Short task
Repeat the data below exactly, dropping any pictures it holds.

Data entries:
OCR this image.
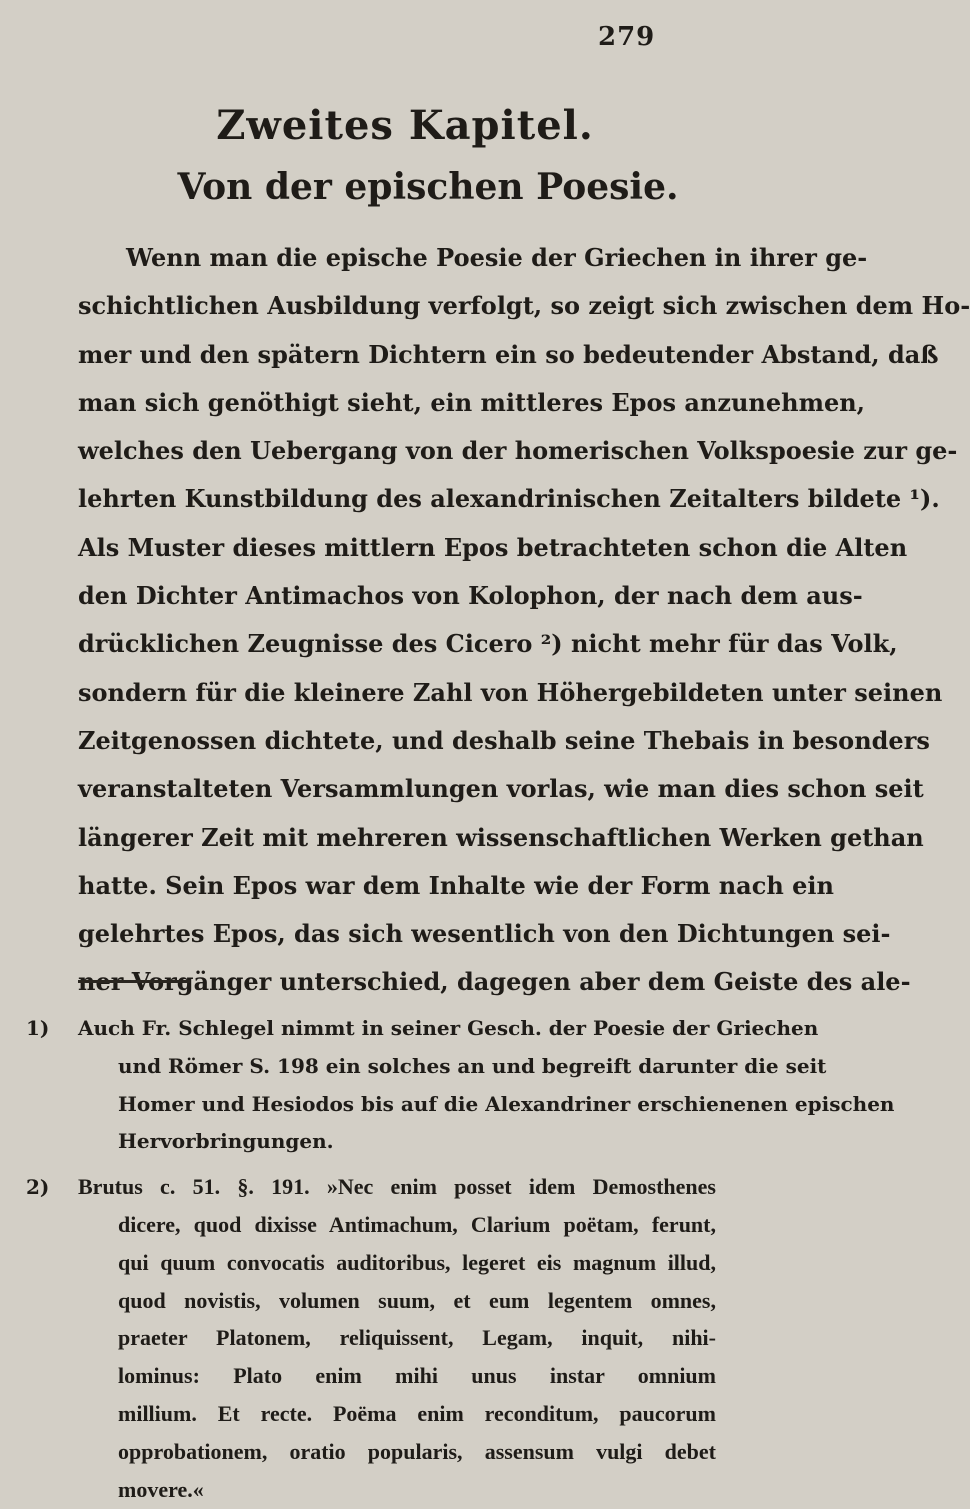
279
Zweites Kapitel.
Von der epischen Poesie.
Wenn man die epische Poesie der Griechen in ihrer ge-
schichtlichen Ausbildung verfolgt, so zeigt sich zwischen dem Ho-
mer und den spätern Dichtern ein so bedeutender Abstand, daß
man sich genöthigt sieht, ein mittleres Epos anzunehmen,
welches den Uebergang von der homerischen Volkspoesie zur ge-
lehrten Kunstbildung des alexandrinischen Zeitalters bildete ¹).
Als Muster dieses mittlern Epos betrachteten schon die Alten
den Dichter Antimachos von Kolophon, der nach dem aus-
drücklichen Zeugnisse des Cicero ²) nicht mehr für das Volk,
sondern für die kleinere Zahl von Höhergebildeten unter seinen
Zeitgenossen dichtete, und deshalb seine Thebais in besonders
veranstalteten Versammlungen vorlas, wie man dies schon seit
längerer Zeit mit mehreren wissenschaftlichen Werken gethan
hatte. Sein Epos war dem Inhalte wie der Form nach ein
gelehrtes Epos, das sich wesentlich von den Dichtungen sei-
ner Vorgänger unterschied, dagegen aber dem Geiste des ale-
1)	Auch Fr. Schlegel nimmt in seiner Gesch. der Poesie der Griechen
und Römer S. 198 ein solches an und begreift darunter die seit
Homer und Hesiodos bis auf die Alexandriner erschienenen epischen
Hervorbringungen.
2)	Brutus c. 51. §. 191. »Nec enim posset idem Demosthenes
dicere, quod dixisse Antimachum, Clarium poëtam, ferunt,
qui quum convocatis auditoribus, legeret eis magnum illud,
quod novistis, volumen suum, et eum legentem omnes,
praeter Platonem, reliquissent, Legam, inquit, nihi-
lominus: Plato enim mihi unus instar omnium
millium. Et recte. Poëma enim reconditum, paucorum
opprobationem, oratio popularis, assensum vulgi debet
movere.«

Response to this exercise
OCR this image.
279
Zweites Kapitel.
Von der epischen Poesie.
Wenn man die epische Poesie der Griechen in ihrer ge-
schichtlichen Ausbildung verfolgt, so zeigt sich zwischen dem Ho-
mer und den spätern Dichtern ein so bedeutender Abstand, daß
man sich genöthigt sieht, ein mittleres Epos anzunehmen,
welches den Uebergang von der homerischen Volkspoesie zur ge-
lehrten Kunstbildung des alexandrinischen Zeitalters bildete ¹).
Als Muster dieses mittlern Epos betrachteten schon die Alten
den Dichter Antimachos von Kolophon, der nach dem aus-
drücklichen Zeugnisse des Cicero ²) nicht mehr für das Volk,
sondern für die kleinere Zahl von Höhergebildeten unter seinen
Zeitgenossen dichtete, und deshalb seine Thebais in besonders
veranstalteten Versammlungen vorlas, wie man dies schon seit
längerer Zeit mit mehreren wissenschaftlichen Werken gethan
hatte. Sein Epos war dem Inhalte wie der Form nach ein
gelehrtes Epos, das sich wesentlich von den Dichtungen sei-
ner Vorgänger unterschied, dagegen aber dem Geiste des ale-
1)	Auch Fr. Schlegel nimmt in seiner Gesch. der Poesie der Griechen
und Römer S. 198 ein solches an und begreift darunter die seit
Homer und Hesiodos bis auf die Alexandriner erschienenen epischen
Hervorbringungen.
2)	Brutus c. 51. §. 191. »Nec enim posset idem Demosthenes
dicere, quod dixisse Antimachum, Clarium poëtam, ferunt,
qui quum convocatis auditoribus, legeret eis magnum illud,
quod novistis, volumen suum, et eum legentem omnes,
praeter Platonem, reliquissent, Legam, inquit, nihi-
lominus: Plato enim mihi unus instar omnium
millium. Et recte. Poëma enim reconditum, paucorum
opprobationem, oratio popularis, assensum vulgi debet
movere.«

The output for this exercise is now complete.